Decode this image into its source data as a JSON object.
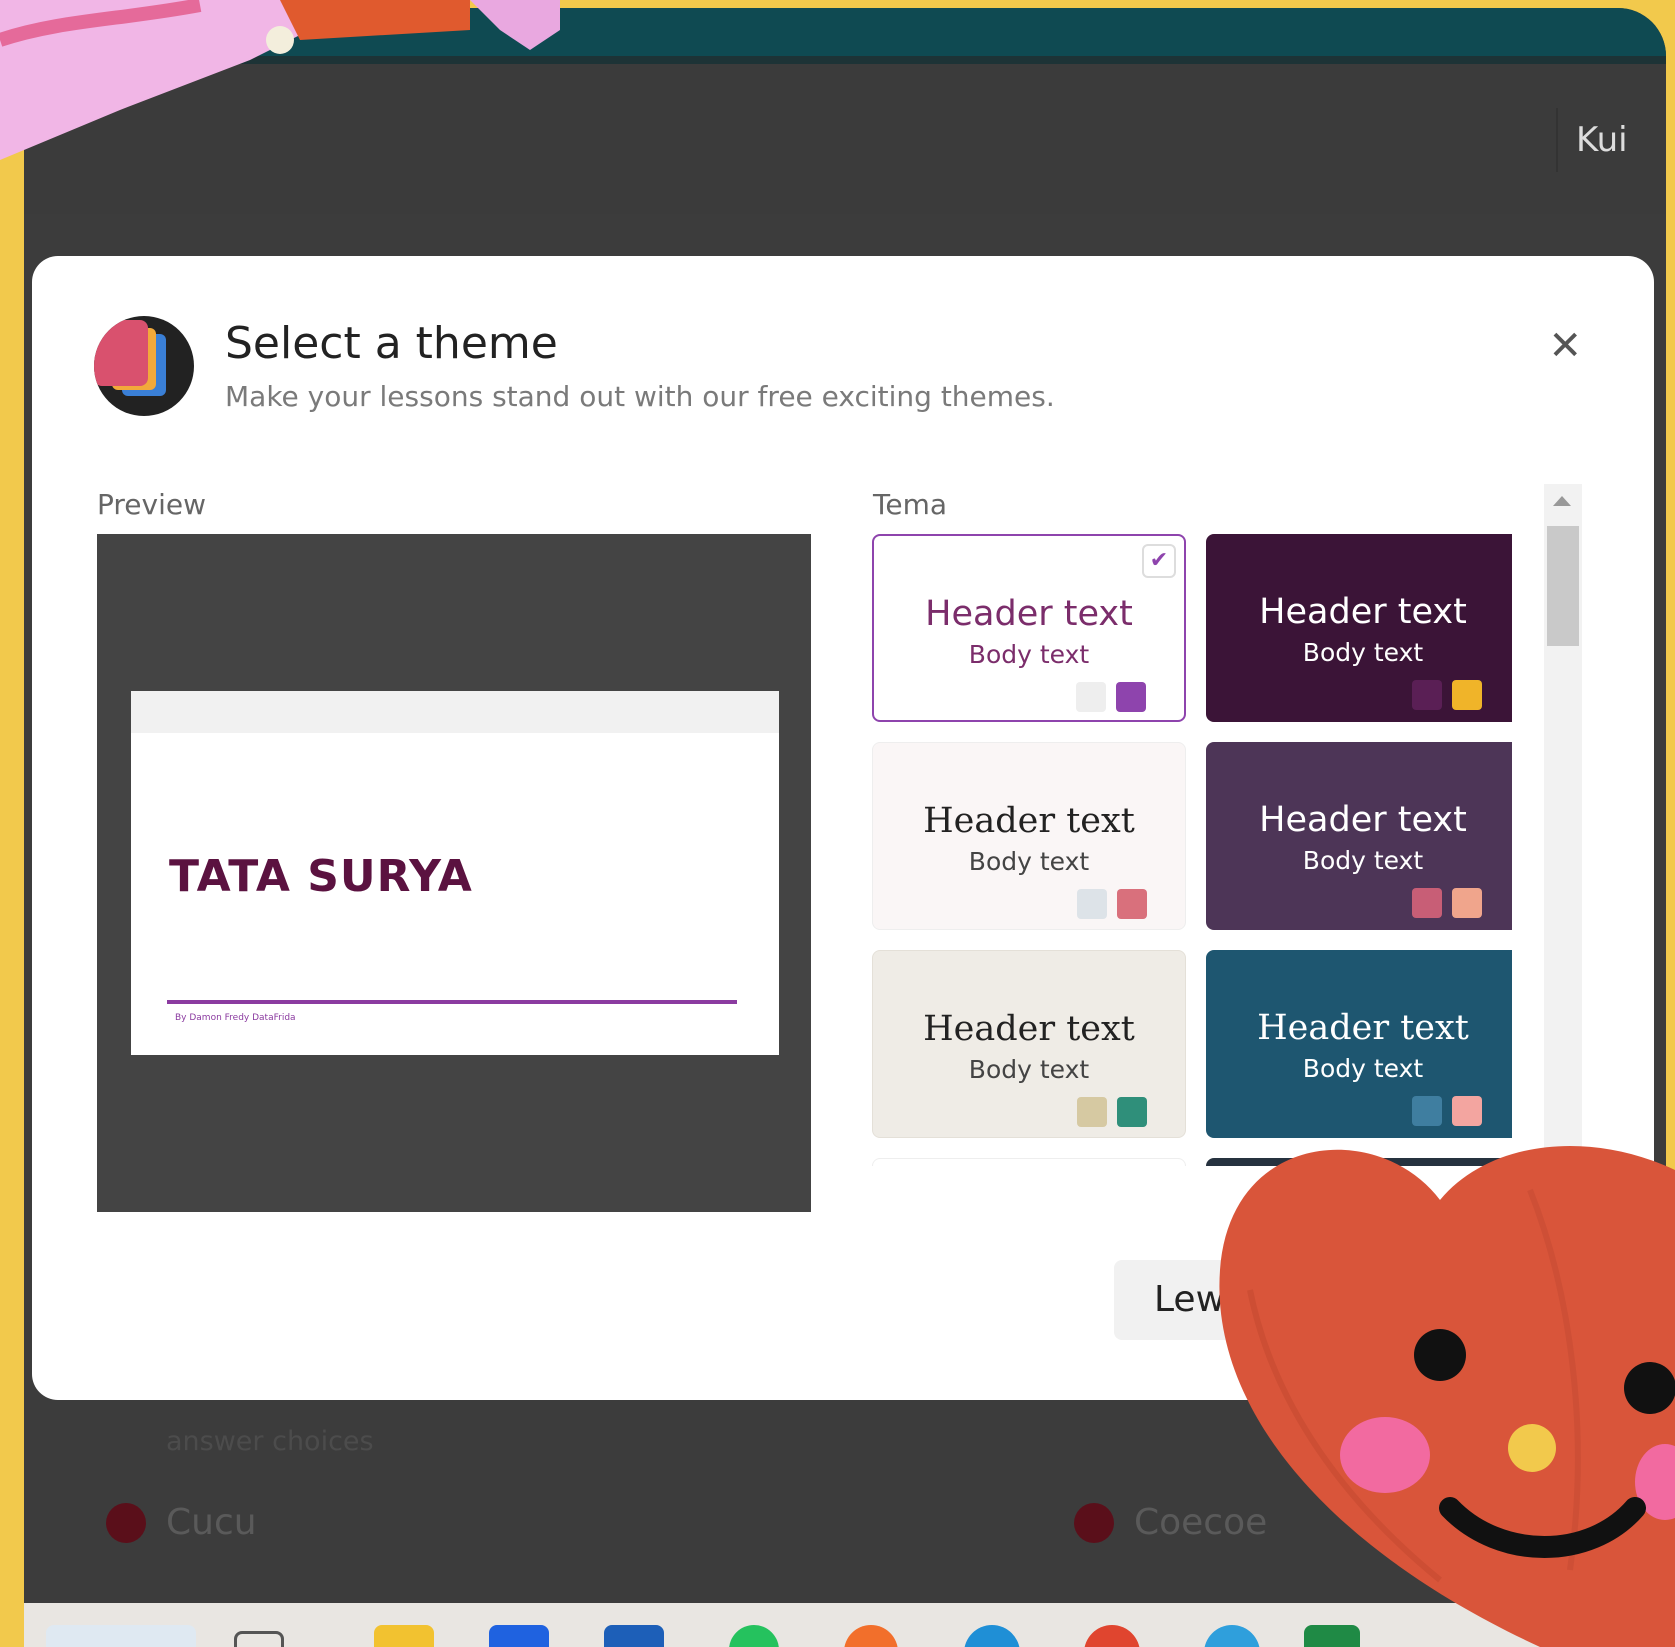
{
  "app": {
    "top_right_label": "Kui",
    "answer_section_label": "answer choices",
    "answers": [
      "Cucu",
      "Coecoe"
    ]
  },
  "modal": {
    "title": "Select a theme",
    "subtitle": "Make your lessons stand out with our free exciting themes.",
    "close_icon": "close-icon",
    "preview_label": "Preview",
    "theme_label": "Tema",
    "preview": {
      "slide_title": "TATA SURYA",
      "slide_author": "By Damon Fredy DataFrida"
    },
    "themes": [
      {
        "header": "Header text",
        "body": "Body text",
        "bg": "#ffffff",
        "header_color": "#7b2d6b",
        "body_color": "#7b2d6b",
        "swatches": [
          "#eeeeee",
          "#8e44ad"
        ],
        "selected": true
      },
      {
        "header": "Header text",
        "body": "Body text",
        "bg": "#3b1437",
        "header_color": "#ffffff",
        "body_color": "#ffffff",
        "swatches": [
          "#5a1f55",
          "#f0b429"
        ],
        "selected": false
      },
      {
        "header": "Header text",
        "body": "Body text",
        "bg": "#faf6f6",
        "header_color": "#222222",
        "body_color": "#444444",
        "swatches": [
          "#dde3e8",
          "#d9707c"
        ],
        "selected": false
      },
      {
        "header": "Header text",
        "body": "Body text",
        "bg": "#4d3557",
        "header_color": "#ffffff",
        "body_color": "#ffffff",
        "swatches": [
          "#c85e76",
          "#f0a58c"
        ],
        "selected": false
      },
      {
        "header": "Header text",
        "body": "Body text",
        "bg": "#efece6",
        "header_color": "#222222",
        "body_color": "#444444",
        "swatches": [
          "#d6c9a2",
          "#2f8f7a"
        ],
        "selected": false
      },
      {
        "header": "Header text",
        "body": "Body text",
        "bg": "#1e5670",
        "header_color": "#ffffff",
        "body_color": "#ffffff",
        "swatches": [
          "#3f7ea0",
          "#f3a5a0"
        ],
        "selected": false
      }
    ],
    "next_button": "Lew"
  },
  "colors": {
    "frame": "#f2c94c",
    "topbar": "#0f4a52",
    "accent": "#8e44ad"
  }
}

> **REQUIREMENTS**:
Reproduce the whole listing exactly, but not the images in it.

> **THE RESPONSE**:
Decode this image into its source data as a JSON object.
{
  "app": {
    "top_right_label": "Kui",
    "answer_section_label": "answer choices",
    "answers": [
      "Cucu",
      "Coecoe"
    ]
  },
  "modal": {
    "title": "Select a theme",
    "subtitle": "Make your lessons stand out with our free exciting themes.",
    "close_icon": "close-icon",
    "preview_label": "Preview",
    "theme_label": "Tema",
    "preview": {
      "slide_title": "TATA SURYA",
      "slide_author": "By Damon Fredy DataFrida"
    },
    "themes": [
      {
        "header": "Header text",
        "body": "Body text",
        "bg": "#ffffff",
        "header_color": "#7b2d6b",
        "body_color": "#7b2d6b",
        "swatches": [
          "#eeeeee",
          "#8e44ad"
        ],
        "selected": true
      },
      {
        "header": "Header text",
        "body": "Body text",
        "bg": "#3b1437",
        "header_color": "#ffffff",
        "body_color": "#ffffff",
        "swatches": [
          "#5a1f55",
          "#f0b429"
        ],
        "selected": false
      },
      {
        "header": "Header text",
        "body": "Body text",
        "bg": "#faf6f6",
        "header_color": "#222222",
        "body_color": "#444444",
        "swatches": [
          "#dde3e8",
          "#d9707c"
        ],
        "selected": false
      },
      {
        "header": "Header text",
        "body": "Body text",
        "bg": "#4d3557",
        "header_color": "#ffffff",
        "body_color": "#ffffff",
        "swatches": [
          "#c85e76",
          "#f0a58c"
        ],
        "selected": false
      },
      {
        "header": "Header text",
        "body": "Body text",
        "bg": "#efece6",
        "header_color": "#222222",
        "body_color": "#444444",
        "swatches": [
          "#d6c9a2",
          "#2f8f7a"
        ],
        "selected": false
      },
      {
        "header": "Header text",
        "body": "Body text",
        "bg": "#1e5670",
        "header_color": "#ffffff",
        "body_color": "#ffffff",
        "swatches": [
          "#3f7ea0",
          "#f3a5a0"
        ],
        "selected": false
      }
    ],
    "next_button": "Lew"
  },
  "colors": {
    "frame": "#f2c94c",
    "topbar": "#0f4a52",
    "accent": "#8e44ad"
  }
}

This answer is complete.